■ Material provided
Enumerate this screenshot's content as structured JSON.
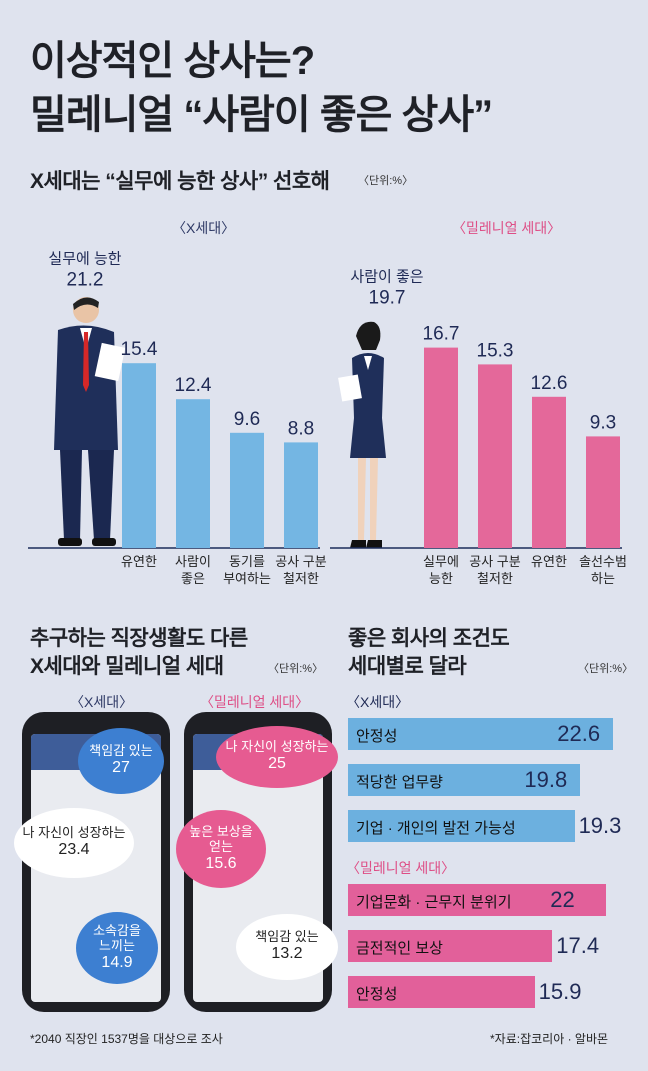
{
  "headline": {
    "line1": "이상적인 상사는?",
    "line2": "밀레니얼 “사람이 좋은 상사”"
  },
  "section1": {
    "title": "X세대는 “실무에 능한 상사” 선호해",
    "unit": "〈단위:%〉"
  },
  "section2": {
    "title_line1": "추구하는 직장생활도 다른",
    "title_line2": "X세대와 밀레니얼 세대",
    "unit": "〈단위:%〉",
    "x_label": "〈X세대〉",
    "m_label": "〈밀레니얼 세대〉"
  },
  "section3": {
    "title_line1": "좋은 회사의 조건도",
    "title_line2": "세대별로 달라",
    "unit": "〈단위:%〉"
  },
  "footnote_left": "*2040 직장인 1537명을 대상으로 조사",
  "footnote_right": "*자료:잡코리아 · 알바몬",
  "colors": {
    "blue_bar": "#74b6e3",
    "pink_bar": "#e4689a",
    "hbar_blue": "#6cb0df",
    "hbar_pink": "#e2609a",
    "navy_text": "#1f2a55"
  },
  "chart_data": [
    {
      "type": "bar",
      "group_label": "〈X세대〉",
      "categories": [
        "실무에 능한",
        "유연한",
        "사람이 좋은",
        "동기를 부여하는",
        "공사 구분 철저한"
      ],
      "tick_labels": [
        [
          "실무에 능한"
        ],
        [
          "유연한"
        ],
        [
          "사람이",
          "좋은"
        ],
        [
          "동기를",
          "부여하는"
        ],
        [
          "공사 구분",
          "철저한"
        ]
      ],
      "values": [
        21.2,
        15.4,
        12.4,
        9.6,
        8.8
      ],
      "value_labels": [
        "21.2",
        "15.4",
        "12.4",
        "9.6",
        "8.8"
      ],
      "ylim": [
        0,
        25
      ]
    },
    {
      "type": "bar",
      "group_label": "〈밀레니얼 세대〉",
      "categories": [
        "사람이 좋은",
        "실무에 능한",
        "공사 구분 철저한",
        "유연한",
        "솔선수범 하는"
      ],
      "tick_labels": [
        [
          "사람이 좋은"
        ],
        [
          "실무에",
          "능한"
        ],
        [
          "공사 구분",
          "철저한"
        ],
        [
          "유연한"
        ],
        [
          "솔선수범",
          "하는"
        ]
      ],
      "values": [
        19.7,
        16.7,
        15.3,
        12.6,
        9.3
      ],
      "value_labels": [
        "19.7",
        "16.7",
        "15.3",
        "12.6",
        "9.3"
      ],
      "ylim": [
        0,
        25
      ]
    },
    {
      "type": "bubble",
      "group_label": "〈X세대〉",
      "items": [
        {
          "label": "책임감 있는",
          "value": 27,
          "value_label": "27"
        },
        {
          "label": "나 자신이 성장하는",
          "value": 23.4,
          "value_label": "23.4"
        },
        {
          "label": "소속감을 느끼는",
          "label_lines": [
            "소속감을",
            "느끼는"
          ],
          "value": 14.9,
          "value_label": "14.9"
        }
      ]
    },
    {
      "type": "bubble",
      "group_label": "〈밀레니얼 세대〉",
      "items": [
        {
          "label": "나 자신이 성장하는",
          "value": 25,
          "value_label": "25"
        },
        {
          "label": "높은 보상을 얻는",
          "label_lines": [
            "높은 보상을",
            "얻는"
          ],
          "value": 15.6,
          "value_label": "15.6"
        },
        {
          "label": "책임감 있는",
          "value": 13.2,
          "value_label": "13.2"
        }
      ]
    },
    {
      "type": "bar",
      "orientation": "horizontal",
      "group_label": "〈X세대〉",
      "categories": [
        "안정성",
        "적당한 업무량",
        "기업 · 개인의 발전 가능성"
      ],
      "values": [
        22.6,
        19.8,
        19.3
      ],
      "value_labels": [
        "22.6",
        "19.8",
        "19.3"
      ]
    },
    {
      "type": "bar",
      "orientation": "horizontal",
      "group_label": "〈밀레니얼 세대〉",
      "categories": [
        "기업문화 · 근무지 분위기",
        "금전적인 보상",
        "안정성"
      ],
      "values": [
        22,
        17.4,
        15.9
      ],
      "value_labels": [
        "22",
        "17.4",
        "15.9"
      ]
    }
  ]
}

■ Request
Copy every entry exactly as written. Pictures are excluded.

■ Full output
Enumerate this screenshot's content as structured JSON.
{
  "headline": {
    "line1": "이상적인 상사는?",
    "line2": "밀레니얼 “사람이 좋은 상사”"
  },
  "section1": {
    "title": "X세대는 “실무에 능한 상사” 선호해",
    "unit": "〈단위:%〉"
  },
  "section2": {
    "title_line1": "추구하는 직장생활도 다른",
    "title_line2": "X세대와 밀레니얼 세대",
    "unit": "〈단위:%〉",
    "x_label": "〈X세대〉",
    "m_label": "〈밀레니얼 세대〉"
  },
  "section3": {
    "title_line1": "좋은 회사의 조건도",
    "title_line2": "세대별로 달라",
    "unit": "〈단위:%〉"
  },
  "footnote_left": "*2040 직장인 1537명을 대상으로 조사",
  "footnote_right": "*자료:잡코리아 · 알바몬",
  "colors": {
    "blue_bar": "#74b6e3",
    "pink_bar": "#e4689a",
    "hbar_blue": "#6cb0df",
    "hbar_pink": "#e2609a",
    "navy_text": "#1f2a55"
  },
  "chart_data": [
    {
      "type": "bar",
      "group_label": "〈X세대〉",
      "categories": [
        "실무에 능한",
        "유연한",
        "사람이 좋은",
        "동기를 부여하는",
        "공사 구분 철저한"
      ],
      "tick_labels": [
        [
          "실무에 능한"
        ],
        [
          "유연한"
        ],
        [
          "사람이",
          "좋은"
        ],
        [
          "동기를",
          "부여하는"
        ],
        [
          "공사 구분",
          "철저한"
        ]
      ],
      "values": [
        21.2,
        15.4,
        12.4,
        9.6,
        8.8
      ],
      "value_labels": [
        "21.2",
        "15.4",
        "12.4",
        "9.6",
        "8.8"
      ],
      "ylim": [
        0,
        25
      ]
    },
    {
      "type": "bar",
      "group_label": "〈밀레니얼 세대〉",
      "categories": [
        "사람이 좋은",
        "실무에 능한",
        "공사 구분 철저한",
        "유연한",
        "솔선수범 하는"
      ],
      "tick_labels": [
        [
          "사람이 좋은"
        ],
        [
          "실무에",
          "능한"
        ],
        [
          "공사 구분",
          "철저한"
        ],
        [
          "유연한"
        ],
        [
          "솔선수범",
          "하는"
        ]
      ],
      "values": [
        19.7,
        16.7,
        15.3,
        12.6,
        9.3
      ],
      "value_labels": [
        "19.7",
        "16.7",
        "15.3",
        "12.6",
        "9.3"
      ],
      "ylim": [
        0,
        25
      ]
    },
    {
      "type": "bubble",
      "group_label": "〈X세대〉",
      "items": [
        {
          "label": "책임감 있는",
          "value": 27,
          "value_label": "27"
        },
        {
          "label": "나 자신이 성장하는",
          "value": 23.4,
          "value_label": "23.4"
        },
        {
          "label": "소속감을 느끼는",
          "label_lines": [
            "소속감을",
            "느끼는"
          ],
          "value": 14.9,
          "value_label": "14.9"
        }
      ]
    },
    {
      "type": "bubble",
      "group_label": "〈밀레니얼 세대〉",
      "items": [
        {
          "label": "나 자신이 성장하는",
          "value": 25,
          "value_label": "25"
        },
        {
          "label": "높은 보상을 얻는",
          "label_lines": [
            "높은 보상을",
            "얻는"
          ],
          "value": 15.6,
          "value_label": "15.6"
        },
        {
          "label": "책임감 있는",
          "value": 13.2,
          "value_label": "13.2"
        }
      ]
    },
    {
      "type": "bar",
      "orientation": "horizontal",
      "group_label": "〈X세대〉",
      "categories": [
        "안정성",
        "적당한 업무량",
        "기업 · 개인의 발전 가능성"
      ],
      "values": [
        22.6,
        19.8,
        19.3
      ],
      "value_labels": [
        "22.6",
        "19.8",
        "19.3"
      ]
    },
    {
      "type": "bar",
      "orientation": "horizontal",
      "group_label": "〈밀레니얼 세대〉",
      "categories": [
        "기업문화 · 근무지 분위기",
        "금전적인 보상",
        "안정성"
      ],
      "values": [
        22,
        17.4,
        15.9
      ],
      "value_labels": [
        "22",
        "17.4",
        "15.9"
      ]
    }
  ]
}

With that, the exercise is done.